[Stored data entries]
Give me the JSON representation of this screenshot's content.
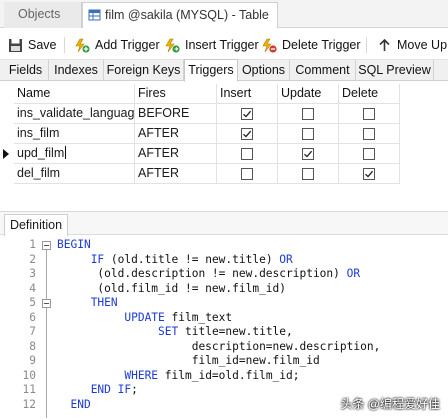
{
  "window_tabs": {
    "objects": "Objects",
    "active": "film @sakila (MYSQL) - Table"
  },
  "toolbar": {
    "save": "Save",
    "add_trigger": "Add Trigger",
    "insert_trigger": "Insert Trigger",
    "delete_trigger": "Delete Trigger",
    "move_up": "Move Up"
  },
  "subtabs": [
    "Fields",
    "Indexes",
    "Foreign Keys",
    "Triggers",
    "Options",
    "Comment",
    "SQL Preview"
  ],
  "active_subtab": "Triggers",
  "grid": {
    "headers": [
      "Name",
      "Fires",
      "Insert",
      "Update",
      "Delete"
    ],
    "rows": [
      {
        "name": "ins_validate_language",
        "fires": "BEFORE",
        "insert": true,
        "update": false,
        "delete": false
      },
      {
        "name": "ins_film",
        "fires": "AFTER",
        "insert": true,
        "update": false,
        "delete": false
      },
      {
        "name": "upd_film",
        "fires": "AFTER",
        "insert": false,
        "update": true,
        "delete": false
      },
      {
        "name": "del_film",
        "fires": "AFTER",
        "insert": false,
        "update": false,
        "delete": true
      }
    ]
  },
  "definition": {
    "tab": "Definition",
    "lines": [
      {
        "n": "1",
        "fold": true,
        "parts": [
          {
            "k": true,
            "t": "BEGIN"
          }
        ]
      },
      {
        "n": "2",
        "fold": false,
        "parts": [
          {
            "k": false,
            "t": "     "
          },
          {
            "k": true,
            "t": "IF"
          },
          {
            "k": false,
            "t": " (old.title != new.title) "
          },
          {
            "k": true,
            "t": "OR"
          }
        ]
      },
      {
        "n": "3",
        "fold": false,
        "parts": [
          {
            "k": false,
            "t": "      (old.description != new.description) "
          },
          {
            "k": true,
            "t": "OR"
          }
        ]
      },
      {
        "n": "4",
        "fold": false,
        "parts": [
          {
            "k": false,
            "t": "      (old.film_id != new.film_id)"
          }
        ]
      },
      {
        "n": "5",
        "fold": true,
        "parts": [
          {
            "k": false,
            "t": "     "
          },
          {
            "k": true,
            "t": "THEN"
          }
        ]
      },
      {
        "n": "6",
        "fold": false,
        "parts": [
          {
            "k": false,
            "t": "          "
          },
          {
            "k": true,
            "t": "UPDATE"
          },
          {
            "k": false,
            "t": " film_text"
          }
        ]
      },
      {
        "n": "7",
        "fold": false,
        "parts": [
          {
            "k": false,
            "t": "               "
          },
          {
            "k": true,
            "t": "SET"
          },
          {
            "k": false,
            "t": " title=new.title,"
          }
        ]
      },
      {
        "n": "8",
        "fold": false,
        "parts": [
          {
            "k": false,
            "t": "                    description=new.description,"
          }
        ]
      },
      {
        "n": "9",
        "fold": false,
        "parts": [
          {
            "k": false,
            "t": "                    film_id=new.film_id"
          }
        ]
      },
      {
        "n": "10",
        "fold": false,
        "parts": [
          {
            "k": false,
            "t": "          "
          },
          {
            "k": true,
            "t": "WHERE"
          },
          {
            "k": false,
            "t": " film_id=old.film_id;"
          }
        ]
      },
      {
        "n": "11",
        "fold": false,
        "parts": [
          {
            "k": false,
            "t": "     "
          },
          {
            "k": true,
            "t": "END IF"
          },
          {
            "k": false,
            "t": ";"
          }
        ]
      },
      {
        "n": "12",
        "fold": false,
        "parts": [
          {
            "k": false,
            "t": "  "
          },
          {
            "k": true,
            "t": "END"
          }
        ]
      }
    ]
  },
  "watermark": "头条 @编程爱好佳",
  "colors": {
    "keyword": "#1c3bd8",
    "text": "#111111",
    "line_number": "#8a8a8a"
  }
}
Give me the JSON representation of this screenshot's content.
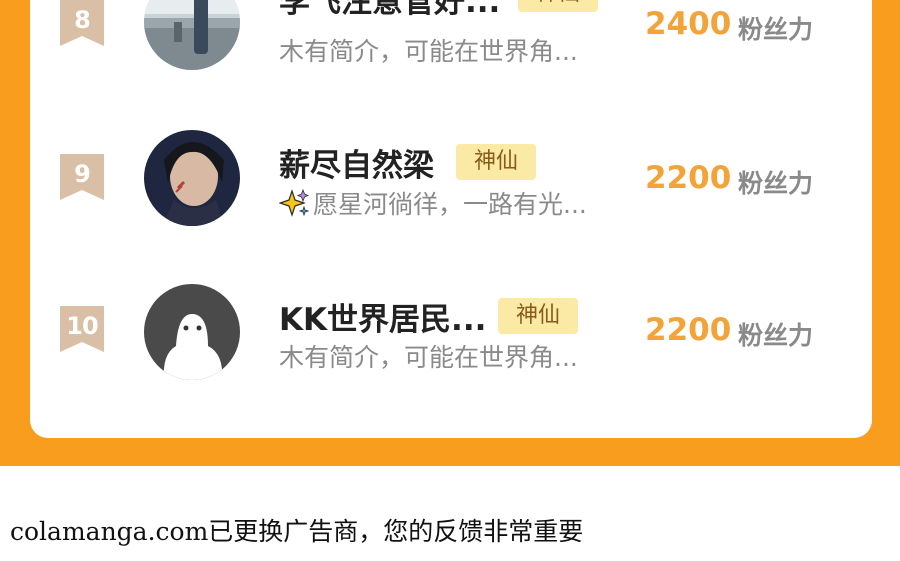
{
  "ranking": {
    "rows": [
      {
        "rank": "8",
        "name": "李飞注意管好...",
        "tag": "神仙",
        "bio": "木有简介，可能在世界角...",
        "score": "2400",
        "score_unit": "粉丝力",
        "avatar": "photo-avatar-person-outdoor"
      },
      {
        "rank": "9",
        "name": "薪尽自然梁",
        "tag": "神仙",
        "bio_icon": "sparkle-icon",
        "bio": "愿星河徜徉，一路有光...",
        "score": "2200",
        "score_unit": "粉丝力",
        "avatar": "photo-avatar-character"
      },
      {
        "rank": "10",
        "name": "KK世界居民...",
        "tag": "神仙",
        "bio": "木有简介，可能在世界角...",
        "score": "2200",
        "score_unit": "粉丝力",
        "avatar": "default-avatar-icon"
      }
    ]
  },
  "footer": {
    "notice": "colamanga.com已更换广告商，您的反馈非常重要"
  },
  "colors": {
    "frame": "#f99d1f",
    "score": "#f2a33a",
    "tag_bg": "#fbe9a6",
    "badge": "#d9bfa5"
  }
}
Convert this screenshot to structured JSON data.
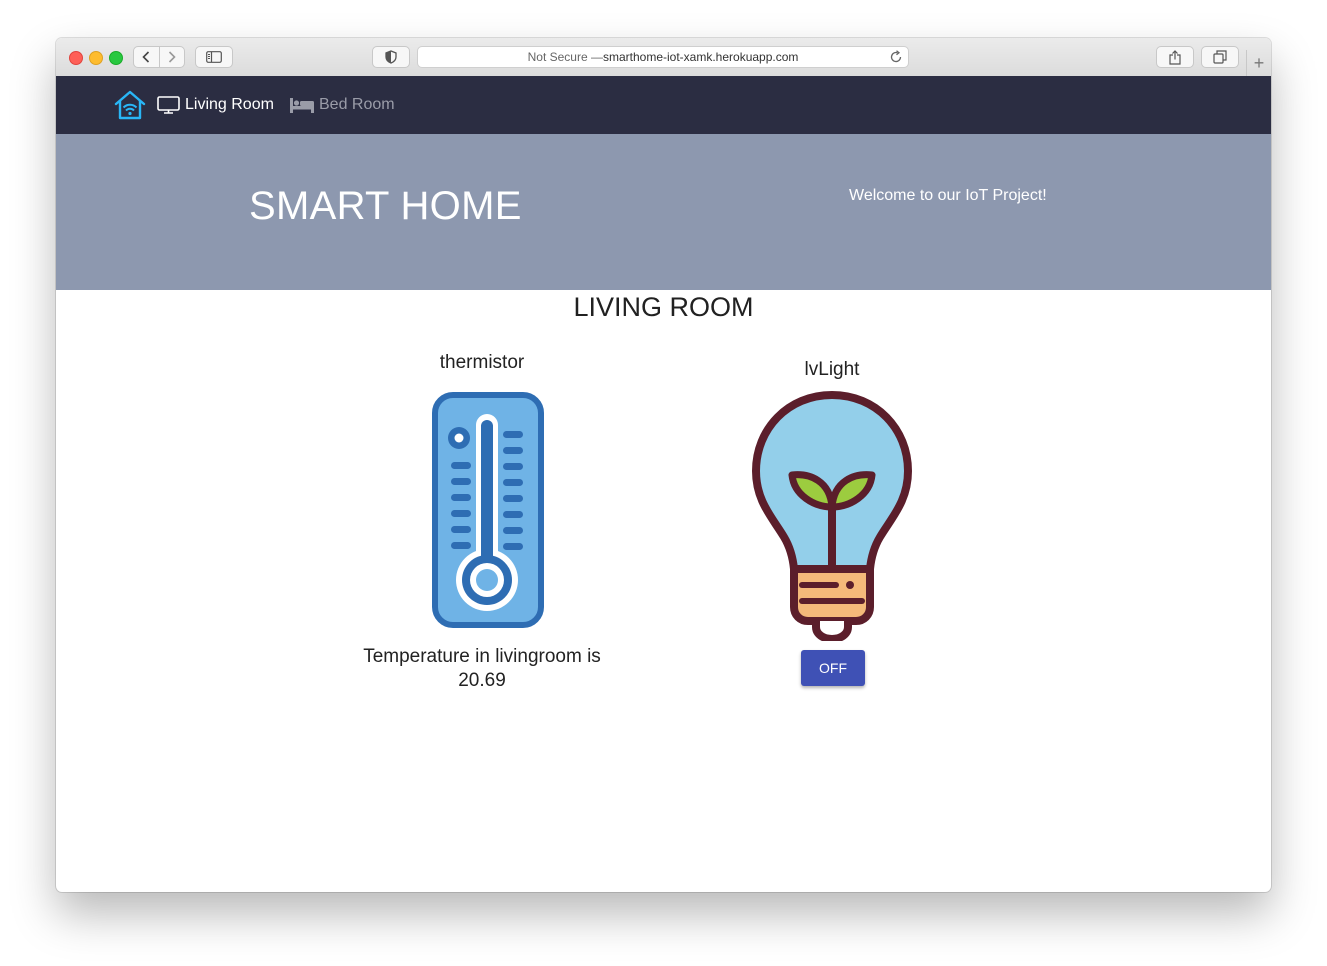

(GIVEN EXERCISE)
Every entry above needs to be retyped exactly; drop the pictures.

(EXERCISE SOLUTION)
Give me the JSON representation of this screenshot's content.
{
  "window_tabs": {
    "objects": "Objects",
    "active": "film @sakila (MYSQL) - Table"
  },
  "toolbar": {
    "save": "Save",
    "add_trigger": "Add Trigger",
    "insert_trigger": "Insert Trigger",
    "delete_trigger": "Delete Trigger",
    "move_up": "Move Up"
  },
  "subtabs": [
    "Fields",
    "Indexes",
    "Foreign Keys",
    "Triggers",
    "Options",
    "Comment",
    "SQL Preview"
  ],
  "active_subtab": "Triggers",
  "grid": {
    "headers": [
      "Name",
      "Fires",
      "Insert",
      "Update",
      "Delete"
    ],
    "rows": [
      {
        "name": "ins_validate_language",
        "fires": "BEFORE",
        "insert": true,
        "update": false,
        "delete": false
      },
      {
        "name": "ins_film",
        "fires": "AFTER",
        "insert": true,
        "update": false,
        "delete": false
      },
      {
        "name": "upd_film",
        "fires": "AFTER",
        "insert": false,
        "update": true,
        "delete": false
      },
      {
        "name": "del_film",
        "fires": "AFTER",
        "insert": false,
        "update": false,
        "delete": true
      }
    ]
  },
  "definition": {
    "tab": "Definition",
    "lines": [
      {
        "n": "1",
        "fold": true,
        "parts": [
          {
            "k": true,
            "t": "BEGIN"
          }
        ]
      },
      {
        "n": "2",
        "fold": false,
        "parts": [
          {
            "k": false,
            "t": "     "
          },
          {
            "k": true,
            "t": "IF"
          },
          {
            "k": false,
            "t": " (old.title != new.title) "
          },
          {
            "k": true,
            "t": "OR"
          }
        ]
      },
      {
        "n": "3",
        "fold": false,
        "parts": [
          {
            "k": false,
            "t": "      (old.description != new.description) "
          },
          {
            "k": true,
            "t": "OR"
          }
        ]
      },
      {
        "n": "4",
        "fold": false,
        "parts": [
          {
            "k": false,
            "t": "      (old.film_id != new.film_id)"
          }
        ]
      },
      {
        "n": "5",
        "fold": true,
        "parts": [
          {
            "k": false,
            "t": "     "
          },
          {
            "k": true,
            "t": "THEN"
          }
        ]
      },
      {
        "n": "6",
        "fold": false,
        "parts": [
          {
            "k": false,
            "t": "          "
          },
          {
            "k": true,
            "t": "UPDATE"
          },
          {
            "k": false,
            "t": " film_text"
          }
        ]
      },
      {
        "n": "7",
        "fold": false,
        "parts": [
          {
            "k": false,
            "t": "               "
          },
          {
            "k": true,
            "t": "SET"
          },
          {
            "k": false,
            "t": " title=new.title,"
          }
        ]
      },
      {
        "n": "8",
        "fold": false,
        "parts": [
          {
            "k": false,
            "t": "                    description=new.description,"
          }
        ]
      },
      {
        "n": "9",
        "fold": false,
        "parts": [
          {
            "k": false,
            "t": "                    film_id=new.film_id"
          }
        ]
      },
      {
        "n": "10",
        "fold": false,
        "parts": [
          {
            "k": false,
            "t": "          "
          },
          {
            "k": true,
            "t": "WHERE"
          },
          {
            "k": false,
            "t": " film_id=old.film_id;"
          }
        ]
      },
      {
        "n": "11",
        "fold": false,
        "parts": [
          {
            "k": false,
            "t": "     "
          },
          {
            "k": true,
            "t": "END IF"
          },
          {
            "k": false,
            "t": ";"
          }
        ]
      },
      {
        "n": "12",
        "fold": false,
        "parts": [
          {
            "k": false,
            "t": "  "
          },
          {
            "k": true,
            "t": "END"
          }
        ]
      }
    ]
  },
  "watermark": "头条 @编程爱好佳",
  "colors": {
    "keyword": "#1c3bd8",
    "text": "#111111",
    "line_number": "#8a8a8a"
  }
}
Give me the JSON representation of this screenshot's content.
{
  "ranking": {
    "rows": [
      {
        "rank": "8",
        "name": "李飞注意管好...",
        "tag": "神仙",
        "bio": "木有简介，可能在世界角...",
        "score": "2400",
        "score_unit": "粉丝力",
        "avatar": "photo-avatar-person-outdoor"
      },
      {
        "rank": "9",
        "name": "薪尽自然梁",
        "tag": "神仙",
        "bio_icon": "sparkle-icon",
        "bio": "愿星河徜徉，一路有光...",
        "score": "2200",
        "score_unit": "粉丝力",
        "avatar": "photo-avatar-character"
      },
      {
        "rank": "10",
        "name": "KK世界居民...",
        "tag": "神仙",
        "bio": "木有简介，可能在世界角...",
        "score": "2200",
        "score_unit": "粉丝力",
        "avatar": "default-avatar-icon"
      }
    ]
  },
  "footer": {
    "notice": "colamanga.com已更换广告商，您的反馈非常重要"
  },
  "colors": {
    "frame": "#f99d1f",
    "score": "#f2a33a",
    "tag_bg": "#fbe9a6",
    "badge": "#d9bfa5"
  }
}
Convert this screenshot to structured JSON data.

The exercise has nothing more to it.